Across all the records, filter for lines with the word "constantly" and copy them.

◇ ◇ ◇ ◇ ◇

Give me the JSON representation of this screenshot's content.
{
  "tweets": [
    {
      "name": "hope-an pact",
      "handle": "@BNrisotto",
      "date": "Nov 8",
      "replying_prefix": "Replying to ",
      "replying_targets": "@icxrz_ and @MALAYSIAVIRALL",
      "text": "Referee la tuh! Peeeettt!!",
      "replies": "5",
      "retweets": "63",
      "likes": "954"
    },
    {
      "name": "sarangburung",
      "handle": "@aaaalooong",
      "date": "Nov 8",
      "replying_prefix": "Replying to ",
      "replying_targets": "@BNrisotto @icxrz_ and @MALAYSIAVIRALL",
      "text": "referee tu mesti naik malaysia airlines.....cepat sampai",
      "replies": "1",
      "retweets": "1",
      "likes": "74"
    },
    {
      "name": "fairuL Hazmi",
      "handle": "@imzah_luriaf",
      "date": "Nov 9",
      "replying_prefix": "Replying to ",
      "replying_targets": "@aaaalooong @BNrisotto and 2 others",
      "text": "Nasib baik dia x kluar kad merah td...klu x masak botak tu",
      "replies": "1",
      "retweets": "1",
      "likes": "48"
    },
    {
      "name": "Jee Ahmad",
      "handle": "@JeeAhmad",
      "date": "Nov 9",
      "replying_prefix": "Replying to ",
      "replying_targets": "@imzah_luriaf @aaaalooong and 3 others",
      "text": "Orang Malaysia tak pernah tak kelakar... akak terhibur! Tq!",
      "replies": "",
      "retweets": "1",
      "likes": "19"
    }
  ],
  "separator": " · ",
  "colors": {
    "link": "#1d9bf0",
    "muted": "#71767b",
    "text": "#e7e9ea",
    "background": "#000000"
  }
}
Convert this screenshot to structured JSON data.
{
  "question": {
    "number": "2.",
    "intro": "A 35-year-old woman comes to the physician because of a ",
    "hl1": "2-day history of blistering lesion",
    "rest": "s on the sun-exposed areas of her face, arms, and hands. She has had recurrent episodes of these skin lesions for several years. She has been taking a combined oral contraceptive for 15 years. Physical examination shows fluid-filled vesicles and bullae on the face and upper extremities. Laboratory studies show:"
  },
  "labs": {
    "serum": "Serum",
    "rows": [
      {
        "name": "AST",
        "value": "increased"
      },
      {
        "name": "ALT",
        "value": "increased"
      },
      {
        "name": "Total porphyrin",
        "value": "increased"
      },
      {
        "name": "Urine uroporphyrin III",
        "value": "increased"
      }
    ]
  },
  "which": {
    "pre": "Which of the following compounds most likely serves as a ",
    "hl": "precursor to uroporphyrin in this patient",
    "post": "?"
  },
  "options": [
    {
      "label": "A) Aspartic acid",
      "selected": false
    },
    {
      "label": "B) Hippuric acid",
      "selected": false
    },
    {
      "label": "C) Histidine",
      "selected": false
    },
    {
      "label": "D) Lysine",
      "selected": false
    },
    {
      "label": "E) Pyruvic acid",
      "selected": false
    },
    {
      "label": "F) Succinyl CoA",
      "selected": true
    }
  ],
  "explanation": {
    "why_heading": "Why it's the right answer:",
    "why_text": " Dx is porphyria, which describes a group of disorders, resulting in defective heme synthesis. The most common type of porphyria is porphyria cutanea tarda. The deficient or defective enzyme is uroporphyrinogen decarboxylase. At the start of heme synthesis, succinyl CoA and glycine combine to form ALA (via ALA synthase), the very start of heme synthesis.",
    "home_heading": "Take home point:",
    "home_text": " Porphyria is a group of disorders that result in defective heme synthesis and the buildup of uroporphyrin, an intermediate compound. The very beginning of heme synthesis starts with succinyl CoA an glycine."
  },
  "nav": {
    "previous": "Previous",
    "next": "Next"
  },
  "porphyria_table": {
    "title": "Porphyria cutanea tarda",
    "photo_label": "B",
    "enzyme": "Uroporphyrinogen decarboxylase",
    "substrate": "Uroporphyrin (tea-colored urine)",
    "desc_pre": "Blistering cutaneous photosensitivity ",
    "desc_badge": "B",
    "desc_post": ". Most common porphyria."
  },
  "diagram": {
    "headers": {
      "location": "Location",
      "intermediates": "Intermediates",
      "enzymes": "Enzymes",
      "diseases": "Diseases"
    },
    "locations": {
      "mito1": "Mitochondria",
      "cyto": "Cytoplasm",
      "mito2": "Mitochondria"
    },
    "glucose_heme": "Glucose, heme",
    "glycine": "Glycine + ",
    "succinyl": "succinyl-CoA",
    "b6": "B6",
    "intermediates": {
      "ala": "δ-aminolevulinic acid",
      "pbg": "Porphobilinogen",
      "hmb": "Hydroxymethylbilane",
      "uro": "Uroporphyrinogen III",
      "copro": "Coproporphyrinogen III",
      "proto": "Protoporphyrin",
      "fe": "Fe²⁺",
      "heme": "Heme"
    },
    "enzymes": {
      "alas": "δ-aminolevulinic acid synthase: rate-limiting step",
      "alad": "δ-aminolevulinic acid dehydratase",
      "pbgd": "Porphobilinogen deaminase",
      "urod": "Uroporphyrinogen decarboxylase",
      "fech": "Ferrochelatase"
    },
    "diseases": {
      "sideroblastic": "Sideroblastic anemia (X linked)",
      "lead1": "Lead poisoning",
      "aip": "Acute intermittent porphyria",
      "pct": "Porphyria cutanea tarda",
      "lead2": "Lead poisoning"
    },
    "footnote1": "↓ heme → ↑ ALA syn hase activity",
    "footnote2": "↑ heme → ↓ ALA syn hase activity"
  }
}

◇ ◇ ◇ ◇ ◇

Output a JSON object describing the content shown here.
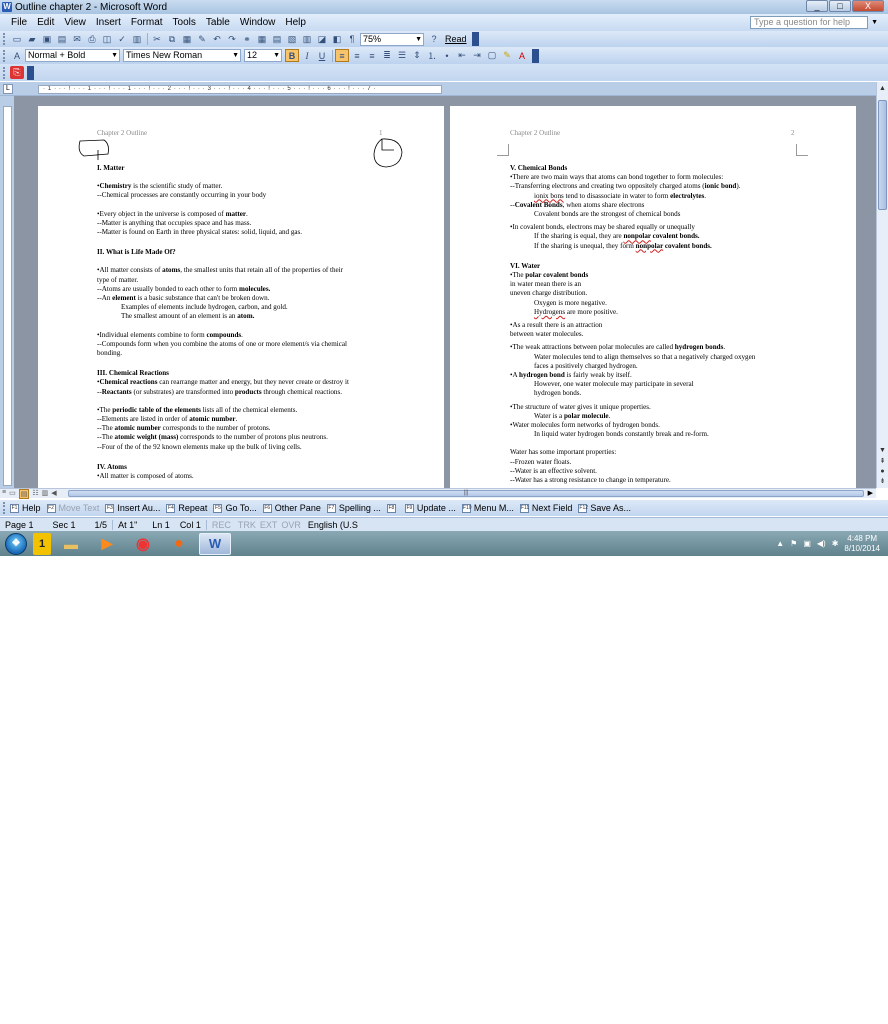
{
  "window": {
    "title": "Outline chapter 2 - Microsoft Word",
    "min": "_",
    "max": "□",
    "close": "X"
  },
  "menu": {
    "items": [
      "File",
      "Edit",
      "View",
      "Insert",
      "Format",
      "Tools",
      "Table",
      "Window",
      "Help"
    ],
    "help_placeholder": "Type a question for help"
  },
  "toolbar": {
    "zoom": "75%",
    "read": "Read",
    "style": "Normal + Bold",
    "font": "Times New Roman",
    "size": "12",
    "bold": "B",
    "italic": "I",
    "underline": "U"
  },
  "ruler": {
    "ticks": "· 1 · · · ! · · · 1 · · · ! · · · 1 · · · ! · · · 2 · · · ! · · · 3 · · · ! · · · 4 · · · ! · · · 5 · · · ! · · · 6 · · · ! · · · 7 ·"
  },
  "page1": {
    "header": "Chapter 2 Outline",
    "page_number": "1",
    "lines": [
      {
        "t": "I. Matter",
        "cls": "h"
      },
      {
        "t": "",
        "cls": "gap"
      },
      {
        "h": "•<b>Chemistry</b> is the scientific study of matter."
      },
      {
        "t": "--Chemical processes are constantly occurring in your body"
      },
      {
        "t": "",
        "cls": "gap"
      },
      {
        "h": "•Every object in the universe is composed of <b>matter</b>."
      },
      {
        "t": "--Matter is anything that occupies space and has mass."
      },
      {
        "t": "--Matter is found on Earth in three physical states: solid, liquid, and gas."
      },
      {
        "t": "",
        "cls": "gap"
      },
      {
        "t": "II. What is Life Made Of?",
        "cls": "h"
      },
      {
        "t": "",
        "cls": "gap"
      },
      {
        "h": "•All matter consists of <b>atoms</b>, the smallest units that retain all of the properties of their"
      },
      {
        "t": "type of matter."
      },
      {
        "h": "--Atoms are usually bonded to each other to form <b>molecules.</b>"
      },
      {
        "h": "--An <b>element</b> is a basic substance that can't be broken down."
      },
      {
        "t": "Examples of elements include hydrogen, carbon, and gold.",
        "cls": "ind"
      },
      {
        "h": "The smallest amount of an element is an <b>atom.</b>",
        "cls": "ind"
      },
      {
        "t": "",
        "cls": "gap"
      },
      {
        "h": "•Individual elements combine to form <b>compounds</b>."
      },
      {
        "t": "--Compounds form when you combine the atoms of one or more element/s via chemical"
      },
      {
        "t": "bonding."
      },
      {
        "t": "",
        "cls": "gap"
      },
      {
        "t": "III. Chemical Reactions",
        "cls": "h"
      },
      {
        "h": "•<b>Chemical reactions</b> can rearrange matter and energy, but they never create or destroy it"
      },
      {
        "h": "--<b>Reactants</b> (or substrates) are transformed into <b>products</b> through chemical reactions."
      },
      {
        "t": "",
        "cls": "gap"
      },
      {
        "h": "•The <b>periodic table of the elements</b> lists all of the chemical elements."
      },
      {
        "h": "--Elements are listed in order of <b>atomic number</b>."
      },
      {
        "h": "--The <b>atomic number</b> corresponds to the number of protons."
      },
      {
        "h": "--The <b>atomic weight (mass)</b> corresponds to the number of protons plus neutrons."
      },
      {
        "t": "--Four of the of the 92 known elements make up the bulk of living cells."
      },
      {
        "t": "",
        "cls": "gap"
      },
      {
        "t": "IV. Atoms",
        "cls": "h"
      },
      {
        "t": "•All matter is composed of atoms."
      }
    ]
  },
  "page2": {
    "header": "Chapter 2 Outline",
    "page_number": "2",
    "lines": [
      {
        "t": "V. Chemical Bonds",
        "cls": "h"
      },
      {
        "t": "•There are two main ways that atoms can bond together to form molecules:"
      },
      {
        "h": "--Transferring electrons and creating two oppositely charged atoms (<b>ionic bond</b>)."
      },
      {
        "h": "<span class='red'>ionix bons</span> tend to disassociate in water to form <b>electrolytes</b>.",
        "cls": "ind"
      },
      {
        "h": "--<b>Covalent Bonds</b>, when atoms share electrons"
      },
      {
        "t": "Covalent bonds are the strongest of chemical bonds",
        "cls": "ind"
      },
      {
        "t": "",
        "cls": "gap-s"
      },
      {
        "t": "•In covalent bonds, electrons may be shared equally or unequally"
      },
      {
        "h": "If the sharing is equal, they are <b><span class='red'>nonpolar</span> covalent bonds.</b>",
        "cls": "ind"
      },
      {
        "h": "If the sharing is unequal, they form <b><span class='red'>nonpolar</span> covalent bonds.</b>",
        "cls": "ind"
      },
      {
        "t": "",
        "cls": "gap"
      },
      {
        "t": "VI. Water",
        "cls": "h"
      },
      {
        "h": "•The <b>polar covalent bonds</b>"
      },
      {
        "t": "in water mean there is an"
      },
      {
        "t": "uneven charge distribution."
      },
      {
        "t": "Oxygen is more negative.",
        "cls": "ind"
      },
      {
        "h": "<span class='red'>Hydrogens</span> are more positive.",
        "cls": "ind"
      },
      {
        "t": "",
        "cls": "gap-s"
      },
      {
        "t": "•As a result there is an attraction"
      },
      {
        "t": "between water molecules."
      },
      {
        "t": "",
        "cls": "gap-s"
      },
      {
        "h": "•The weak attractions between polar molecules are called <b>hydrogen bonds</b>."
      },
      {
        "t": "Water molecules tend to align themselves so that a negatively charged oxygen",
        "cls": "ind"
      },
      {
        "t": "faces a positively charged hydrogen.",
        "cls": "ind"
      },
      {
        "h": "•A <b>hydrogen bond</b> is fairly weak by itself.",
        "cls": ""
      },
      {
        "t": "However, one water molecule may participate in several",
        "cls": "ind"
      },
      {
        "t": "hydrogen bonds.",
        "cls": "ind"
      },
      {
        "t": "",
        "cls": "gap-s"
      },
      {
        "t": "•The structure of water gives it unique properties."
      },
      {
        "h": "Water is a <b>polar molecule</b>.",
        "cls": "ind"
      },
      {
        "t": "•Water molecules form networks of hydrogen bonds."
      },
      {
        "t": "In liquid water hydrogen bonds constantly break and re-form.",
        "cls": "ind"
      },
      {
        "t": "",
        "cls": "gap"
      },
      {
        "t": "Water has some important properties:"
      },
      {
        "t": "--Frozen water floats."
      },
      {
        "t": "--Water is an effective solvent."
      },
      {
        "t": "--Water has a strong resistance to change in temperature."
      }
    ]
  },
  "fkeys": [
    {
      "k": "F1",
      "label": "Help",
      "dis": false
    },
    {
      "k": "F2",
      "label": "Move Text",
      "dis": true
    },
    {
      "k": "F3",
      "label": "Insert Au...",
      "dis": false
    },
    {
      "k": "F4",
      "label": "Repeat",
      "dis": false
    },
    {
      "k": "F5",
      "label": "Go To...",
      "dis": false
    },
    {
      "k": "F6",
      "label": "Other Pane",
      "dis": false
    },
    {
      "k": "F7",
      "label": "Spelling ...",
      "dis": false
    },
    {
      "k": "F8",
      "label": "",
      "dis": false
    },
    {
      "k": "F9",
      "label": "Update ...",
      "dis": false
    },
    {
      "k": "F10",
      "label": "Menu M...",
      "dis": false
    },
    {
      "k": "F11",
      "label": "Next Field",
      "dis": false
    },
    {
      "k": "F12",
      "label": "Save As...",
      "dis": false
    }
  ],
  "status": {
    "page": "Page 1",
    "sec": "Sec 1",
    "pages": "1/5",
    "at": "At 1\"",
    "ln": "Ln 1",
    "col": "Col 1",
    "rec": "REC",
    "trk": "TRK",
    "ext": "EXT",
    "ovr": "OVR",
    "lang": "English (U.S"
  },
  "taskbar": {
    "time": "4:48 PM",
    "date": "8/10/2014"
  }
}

◇ ◇ ◇ ◇ ◇

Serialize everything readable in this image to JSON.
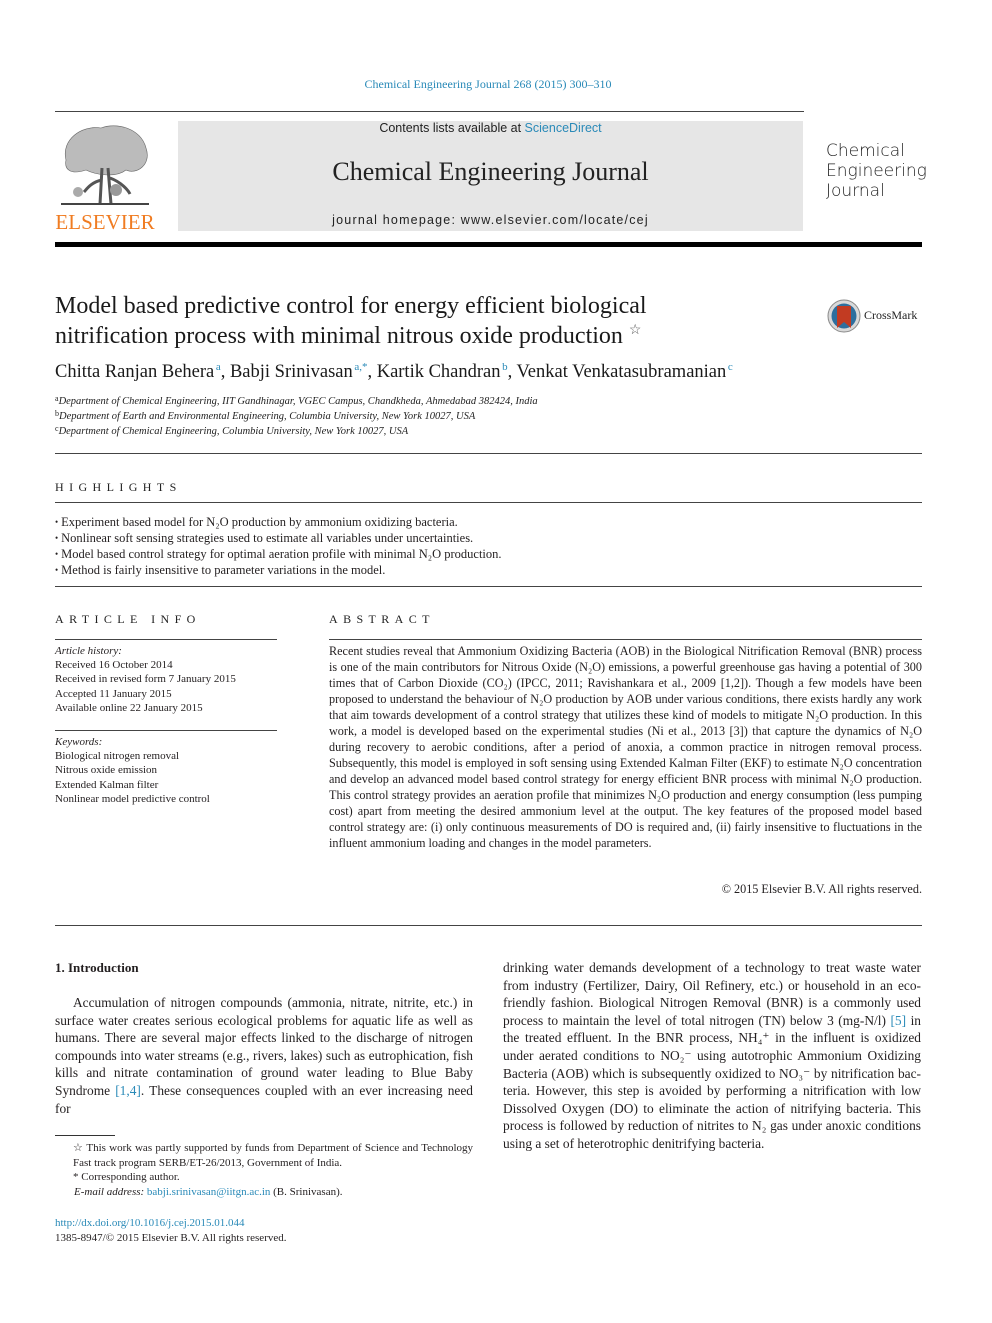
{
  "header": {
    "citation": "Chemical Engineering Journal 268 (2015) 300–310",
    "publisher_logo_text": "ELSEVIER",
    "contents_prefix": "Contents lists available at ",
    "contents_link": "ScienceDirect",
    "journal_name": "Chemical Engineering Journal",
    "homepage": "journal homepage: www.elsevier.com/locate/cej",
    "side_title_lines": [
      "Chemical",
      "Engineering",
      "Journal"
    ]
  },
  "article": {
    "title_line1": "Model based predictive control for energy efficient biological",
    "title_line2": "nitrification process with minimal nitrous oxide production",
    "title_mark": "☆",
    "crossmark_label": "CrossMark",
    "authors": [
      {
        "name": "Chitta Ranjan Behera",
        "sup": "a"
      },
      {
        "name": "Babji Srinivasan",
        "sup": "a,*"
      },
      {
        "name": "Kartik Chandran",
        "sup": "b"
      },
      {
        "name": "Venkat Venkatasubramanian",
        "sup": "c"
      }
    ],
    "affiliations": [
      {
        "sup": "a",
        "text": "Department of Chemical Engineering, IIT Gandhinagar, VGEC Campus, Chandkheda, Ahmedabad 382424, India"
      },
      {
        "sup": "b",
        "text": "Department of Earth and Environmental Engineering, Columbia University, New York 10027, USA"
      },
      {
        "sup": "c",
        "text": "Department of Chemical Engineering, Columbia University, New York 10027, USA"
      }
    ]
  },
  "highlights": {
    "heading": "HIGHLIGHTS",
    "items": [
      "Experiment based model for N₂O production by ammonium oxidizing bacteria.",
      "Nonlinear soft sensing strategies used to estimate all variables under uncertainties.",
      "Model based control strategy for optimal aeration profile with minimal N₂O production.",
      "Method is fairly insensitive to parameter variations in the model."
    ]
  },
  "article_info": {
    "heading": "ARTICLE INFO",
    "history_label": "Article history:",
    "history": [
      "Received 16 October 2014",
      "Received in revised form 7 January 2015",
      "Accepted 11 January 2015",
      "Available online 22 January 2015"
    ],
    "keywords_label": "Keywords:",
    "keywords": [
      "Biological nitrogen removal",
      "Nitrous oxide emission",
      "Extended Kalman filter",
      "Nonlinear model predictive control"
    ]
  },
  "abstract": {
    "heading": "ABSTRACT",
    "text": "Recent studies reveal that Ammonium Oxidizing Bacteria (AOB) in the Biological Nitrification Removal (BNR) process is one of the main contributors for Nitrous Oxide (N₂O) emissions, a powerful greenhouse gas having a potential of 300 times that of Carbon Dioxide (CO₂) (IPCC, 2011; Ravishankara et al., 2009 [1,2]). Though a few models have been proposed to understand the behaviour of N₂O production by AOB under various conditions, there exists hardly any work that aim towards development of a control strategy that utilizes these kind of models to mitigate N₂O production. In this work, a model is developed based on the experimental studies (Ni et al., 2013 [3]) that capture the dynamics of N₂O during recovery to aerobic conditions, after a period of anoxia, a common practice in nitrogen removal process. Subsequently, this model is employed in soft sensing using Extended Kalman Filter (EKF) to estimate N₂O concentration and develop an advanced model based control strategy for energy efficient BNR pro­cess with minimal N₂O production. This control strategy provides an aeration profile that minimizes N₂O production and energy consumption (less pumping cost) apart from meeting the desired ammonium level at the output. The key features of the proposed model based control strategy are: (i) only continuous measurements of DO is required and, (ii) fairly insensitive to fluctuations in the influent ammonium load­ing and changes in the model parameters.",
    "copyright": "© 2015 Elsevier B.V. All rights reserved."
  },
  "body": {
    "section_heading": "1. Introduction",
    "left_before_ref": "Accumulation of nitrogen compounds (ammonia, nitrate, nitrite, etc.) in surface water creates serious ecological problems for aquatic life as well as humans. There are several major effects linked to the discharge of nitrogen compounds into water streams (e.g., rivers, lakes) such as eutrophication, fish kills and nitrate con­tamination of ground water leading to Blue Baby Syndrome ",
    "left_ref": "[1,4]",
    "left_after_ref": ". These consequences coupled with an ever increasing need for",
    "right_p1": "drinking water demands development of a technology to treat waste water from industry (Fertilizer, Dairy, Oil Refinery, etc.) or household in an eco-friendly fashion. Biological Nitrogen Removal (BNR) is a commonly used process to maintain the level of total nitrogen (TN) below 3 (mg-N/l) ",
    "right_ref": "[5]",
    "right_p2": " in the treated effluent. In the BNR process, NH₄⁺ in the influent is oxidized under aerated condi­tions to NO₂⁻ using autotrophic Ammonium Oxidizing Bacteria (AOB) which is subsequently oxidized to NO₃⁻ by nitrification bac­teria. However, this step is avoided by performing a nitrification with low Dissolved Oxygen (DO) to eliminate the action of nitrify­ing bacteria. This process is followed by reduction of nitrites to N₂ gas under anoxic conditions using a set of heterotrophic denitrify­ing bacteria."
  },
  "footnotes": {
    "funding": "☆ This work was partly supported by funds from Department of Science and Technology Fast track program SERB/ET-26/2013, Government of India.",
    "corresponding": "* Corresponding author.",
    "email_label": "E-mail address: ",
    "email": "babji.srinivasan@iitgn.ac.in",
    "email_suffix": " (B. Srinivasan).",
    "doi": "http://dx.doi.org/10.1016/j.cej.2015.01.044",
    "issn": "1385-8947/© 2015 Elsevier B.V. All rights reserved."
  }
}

◇ ◇ ◇ ◇ ◇

EXERCISE OUTPUT:
        "t": "--Chemical processes are constantly occurring in your body"
        "t": "In liquid water hydrogen bonds constantly break and re-form.",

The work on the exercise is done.